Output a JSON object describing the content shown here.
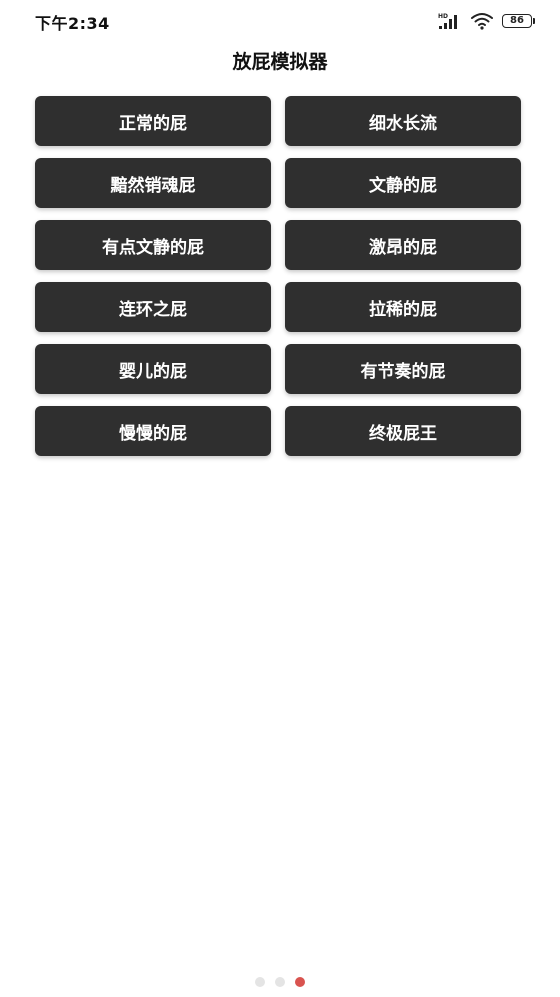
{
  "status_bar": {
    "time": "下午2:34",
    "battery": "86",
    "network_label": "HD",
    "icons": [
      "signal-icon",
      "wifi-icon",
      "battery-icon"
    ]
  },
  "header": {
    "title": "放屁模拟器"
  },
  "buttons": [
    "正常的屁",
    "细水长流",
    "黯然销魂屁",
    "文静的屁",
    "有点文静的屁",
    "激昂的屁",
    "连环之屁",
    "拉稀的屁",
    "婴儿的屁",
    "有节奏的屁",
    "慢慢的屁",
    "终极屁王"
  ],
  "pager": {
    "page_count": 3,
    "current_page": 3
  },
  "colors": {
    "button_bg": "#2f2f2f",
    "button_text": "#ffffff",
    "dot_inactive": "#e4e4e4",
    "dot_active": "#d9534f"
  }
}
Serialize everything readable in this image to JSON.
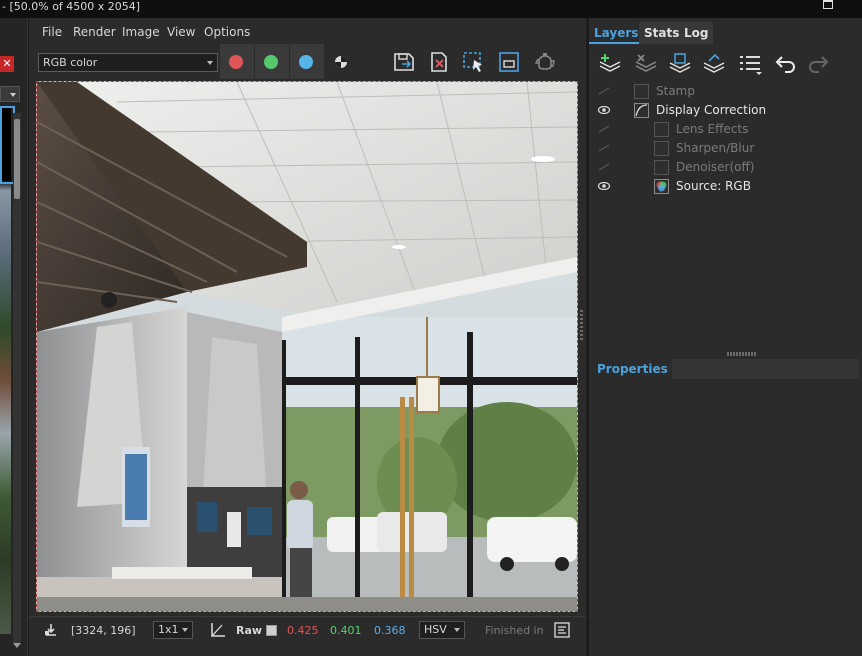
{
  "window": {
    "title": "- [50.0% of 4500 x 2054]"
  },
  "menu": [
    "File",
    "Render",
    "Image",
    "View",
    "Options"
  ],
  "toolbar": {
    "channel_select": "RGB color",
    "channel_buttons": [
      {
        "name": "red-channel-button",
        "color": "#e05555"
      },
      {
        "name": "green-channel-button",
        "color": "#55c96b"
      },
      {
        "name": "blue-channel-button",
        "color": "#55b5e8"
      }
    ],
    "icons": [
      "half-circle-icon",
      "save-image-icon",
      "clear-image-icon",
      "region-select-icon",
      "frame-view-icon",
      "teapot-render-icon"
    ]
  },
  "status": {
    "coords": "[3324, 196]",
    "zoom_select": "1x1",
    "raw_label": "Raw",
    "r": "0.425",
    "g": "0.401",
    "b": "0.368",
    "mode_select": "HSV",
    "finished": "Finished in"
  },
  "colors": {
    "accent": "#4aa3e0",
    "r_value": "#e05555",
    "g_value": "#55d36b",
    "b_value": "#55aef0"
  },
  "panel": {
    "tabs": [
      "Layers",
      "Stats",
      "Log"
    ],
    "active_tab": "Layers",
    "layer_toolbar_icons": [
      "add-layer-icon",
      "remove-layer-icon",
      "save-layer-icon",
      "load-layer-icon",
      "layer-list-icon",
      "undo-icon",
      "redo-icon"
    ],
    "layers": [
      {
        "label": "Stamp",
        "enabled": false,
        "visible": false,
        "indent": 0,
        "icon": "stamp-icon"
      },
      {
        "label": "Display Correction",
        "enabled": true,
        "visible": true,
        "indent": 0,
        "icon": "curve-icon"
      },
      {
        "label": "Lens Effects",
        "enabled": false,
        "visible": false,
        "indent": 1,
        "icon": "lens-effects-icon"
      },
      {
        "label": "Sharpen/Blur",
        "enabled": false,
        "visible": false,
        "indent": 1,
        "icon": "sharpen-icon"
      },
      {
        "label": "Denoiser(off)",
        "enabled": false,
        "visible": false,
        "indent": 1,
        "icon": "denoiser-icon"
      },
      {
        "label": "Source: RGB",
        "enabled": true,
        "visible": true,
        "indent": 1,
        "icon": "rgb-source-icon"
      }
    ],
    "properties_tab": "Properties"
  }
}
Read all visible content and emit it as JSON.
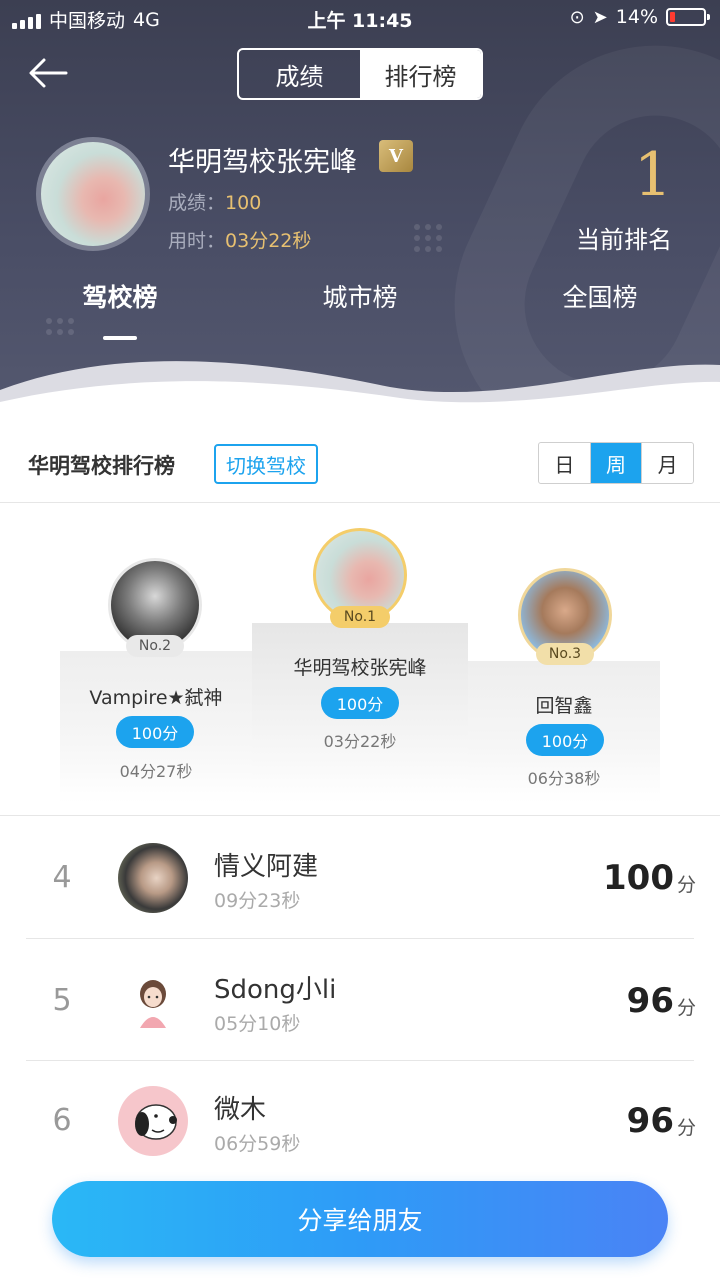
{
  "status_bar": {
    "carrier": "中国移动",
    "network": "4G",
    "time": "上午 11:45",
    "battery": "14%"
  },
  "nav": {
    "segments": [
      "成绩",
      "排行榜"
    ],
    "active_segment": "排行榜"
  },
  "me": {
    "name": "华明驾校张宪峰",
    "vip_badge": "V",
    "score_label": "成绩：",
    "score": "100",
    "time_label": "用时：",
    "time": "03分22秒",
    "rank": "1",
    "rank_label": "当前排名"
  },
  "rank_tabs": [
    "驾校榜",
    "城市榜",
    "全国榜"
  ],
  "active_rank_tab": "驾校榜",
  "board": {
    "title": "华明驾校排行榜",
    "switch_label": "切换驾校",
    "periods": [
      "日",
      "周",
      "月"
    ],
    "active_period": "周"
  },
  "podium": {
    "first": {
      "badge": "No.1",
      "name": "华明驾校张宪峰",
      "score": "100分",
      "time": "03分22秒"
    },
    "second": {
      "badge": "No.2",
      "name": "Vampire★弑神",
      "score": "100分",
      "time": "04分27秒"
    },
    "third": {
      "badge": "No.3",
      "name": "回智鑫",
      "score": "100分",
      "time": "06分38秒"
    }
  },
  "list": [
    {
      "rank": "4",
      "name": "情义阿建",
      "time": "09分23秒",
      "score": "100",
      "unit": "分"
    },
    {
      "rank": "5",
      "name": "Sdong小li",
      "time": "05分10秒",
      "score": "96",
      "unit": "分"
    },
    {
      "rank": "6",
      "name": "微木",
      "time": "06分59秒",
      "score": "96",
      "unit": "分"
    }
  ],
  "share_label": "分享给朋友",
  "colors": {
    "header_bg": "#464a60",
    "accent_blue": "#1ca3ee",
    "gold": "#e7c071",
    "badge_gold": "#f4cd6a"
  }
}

══════

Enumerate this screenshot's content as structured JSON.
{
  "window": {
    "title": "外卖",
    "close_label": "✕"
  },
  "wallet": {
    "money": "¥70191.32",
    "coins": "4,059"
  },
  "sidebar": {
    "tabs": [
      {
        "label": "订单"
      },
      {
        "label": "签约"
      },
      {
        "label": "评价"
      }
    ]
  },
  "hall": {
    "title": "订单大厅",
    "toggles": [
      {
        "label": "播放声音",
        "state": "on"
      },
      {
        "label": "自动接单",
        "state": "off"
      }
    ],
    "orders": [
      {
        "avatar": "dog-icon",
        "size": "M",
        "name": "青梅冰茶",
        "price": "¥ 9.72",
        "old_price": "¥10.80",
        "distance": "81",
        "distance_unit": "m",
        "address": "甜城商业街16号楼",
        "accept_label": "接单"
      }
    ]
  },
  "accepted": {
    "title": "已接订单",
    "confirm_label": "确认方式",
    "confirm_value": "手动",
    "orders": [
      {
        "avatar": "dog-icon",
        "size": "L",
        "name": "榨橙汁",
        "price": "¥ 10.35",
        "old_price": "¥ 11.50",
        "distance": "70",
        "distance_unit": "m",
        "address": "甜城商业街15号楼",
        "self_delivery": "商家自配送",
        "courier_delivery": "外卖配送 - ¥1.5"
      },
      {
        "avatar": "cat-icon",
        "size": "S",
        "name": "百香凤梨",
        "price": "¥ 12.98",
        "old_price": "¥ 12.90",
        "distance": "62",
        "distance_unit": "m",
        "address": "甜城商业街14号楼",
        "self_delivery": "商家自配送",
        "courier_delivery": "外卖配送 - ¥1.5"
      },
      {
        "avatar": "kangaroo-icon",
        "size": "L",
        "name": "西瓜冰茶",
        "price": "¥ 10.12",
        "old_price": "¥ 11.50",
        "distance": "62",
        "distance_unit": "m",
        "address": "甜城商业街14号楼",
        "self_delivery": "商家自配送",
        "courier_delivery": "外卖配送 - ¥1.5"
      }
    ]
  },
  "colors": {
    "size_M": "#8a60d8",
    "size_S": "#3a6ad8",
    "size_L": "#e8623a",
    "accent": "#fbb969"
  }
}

══════

▶ [AIM] Identify each line in the records above that contains the word "avatar", and copy it out in full.

▶ [WRITTEN SOLUTION]
        "avatar": "dog-icon",
        "avatar": "dog-icon",
        "avatar": "cat-icon",
        "avatar": "kangaroo-icon",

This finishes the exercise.